[Extracted records]
▬▬▬

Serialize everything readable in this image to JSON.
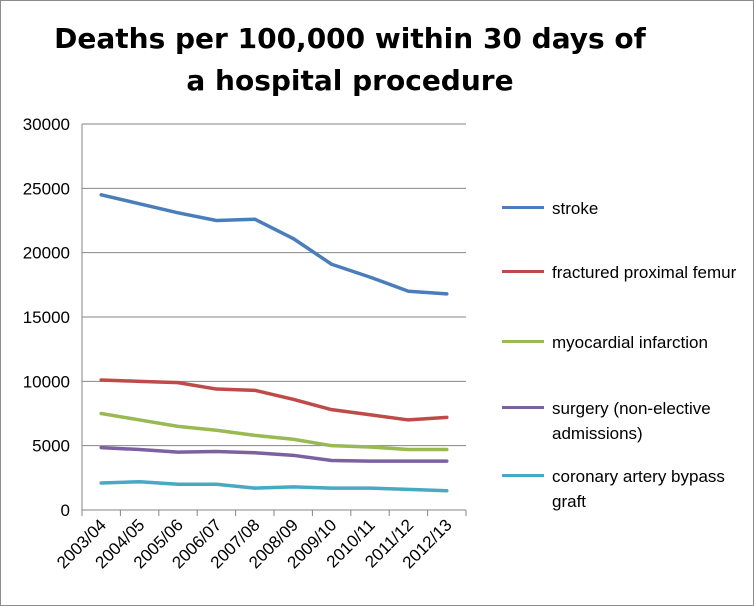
{
  "chart_data": {
    "type": "line",
    "title": "Deaths per 100,000 within 30 days of a hospital procedure",
    "categories": [
      "2003/04",
      "2004/05",
      "2005/06",
      "2006/07",
      "2007/08",
      "2008/09",
      "2009/10",
      "2010/11",
      "2011/12",
      "2012/13"
    ],
    "ylim": [
      0,
      30000
    ],
    "yticks": [
      "0",
      "5000",
      "10000",
      "15000",
      "20000",
      "25000",
      "30000"
    ],
    "grid": true,
    "legend_position": "right",
    "series": [
      {
        "name": "stroke",
        "color": "#4A7EBB",
        "values": [
          24500,
          23800,
          23100,
          22500,
          22600,
          21100,
          19100,
          18100,
          17000,
          16800
        ]
      },
      {
        "name": "fractured proximal femur",
        "color": "#BE4B48",
        "values": [
          10100,
          10000,
          9900,
          9400,
          9300,
          8600,
          7800,
          7400,
          7000,
          7200
        ]
      },
      {
        "name": "myocardial infarction",
        "color": "#98B954",
        "values": [
          7500,
          7000,
          6500,
          6200,
          5800,
          5500,
          5000,
          4900,
          4700,
          4700
        ]
      },
      {
        "name": "surgery (non-elective admissions)",
        "color": "#7D60A0",
        "values": [
          4850,
          4700,
          4500,
          4550,
          4450,
          4250,
          3850,
          3800,
          3800,
          3800
        ]
      },
      {
        "name": "coronary artery bypass graft",
        "color": "#46AAC5",
        "values": [
          2100,
          2200,
          2000,
          2000,
          1700,
          1800,
          1700,
          1700,
          1600,
          1500
        ]
      }
    ]
  }
}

▬▬▬

Task to carry out :: All the material shown above is to be copied exactly, with no pictures carried over.

Answer to the exercise ::
Serialize everything readable in this image to JSON.
{
  "chart_data": {
    "type": "line",
    "title": "Deaths per 100,000 within 30 days of a hospital procedure",
    "categories": [
      "2003/04",
      "2004/05",
      "2005/06",
      "2006/07",
      "2007/08",
      "2008/09",
      "2009/10",
      "2010/11",
      "2011/12",
      "2012/13"
    ],
    "ylim": [
      0,
      30000
    ],
    "yticks": [
      "0",
      "5000",
      "10000",
      "15000",
      "20000",
      "25000",
      "30000"
    ],
    "grid": true,
    "legend_position": "right",
    "series": [
      {
        "name": "stroke",
        "color": "#4A7EBB",
        "values": [
          24500,
          23800,
          23100,
          22500,
          22600,
          21100,
          19100,
          18100,
          17000,
          16800
        ]
      },
      {
        "name": "fractured proximal femur",
        "color": "#BE4B48",
        "values": [
          10100,
          10000,
          9900,
          9400,
          9300,
          8600,
          7800,
          7400,
          7000,
          7200
        ]
      },
      {
        "name": "myocardial infarction",
        "color": "#98B954",
        "values": [
          7500,
          7000,
          6500,
          6200,
          5800,
          5500,
          5000,
          4900,
          4700,
          4700
        ]
      },
      {
        "name": "surgery (non-elective admissions)",
        "color": "#7D60A0",
        "values": [
          4850,
          4700,
          4500,
          4550,
          4450,
          4250,
          3850,
          3800,
          3800,
          3800
        ]
      },
      {
        "name": "coronary artery bypass graft",
        "color": "#46AAC5",
        "values": [
          2100,
          2200,
          2000,
          2000,
          1700,
          1800,
          1700,
          1700,
          1600,
          1500
        ]
      }
    ]
  }
}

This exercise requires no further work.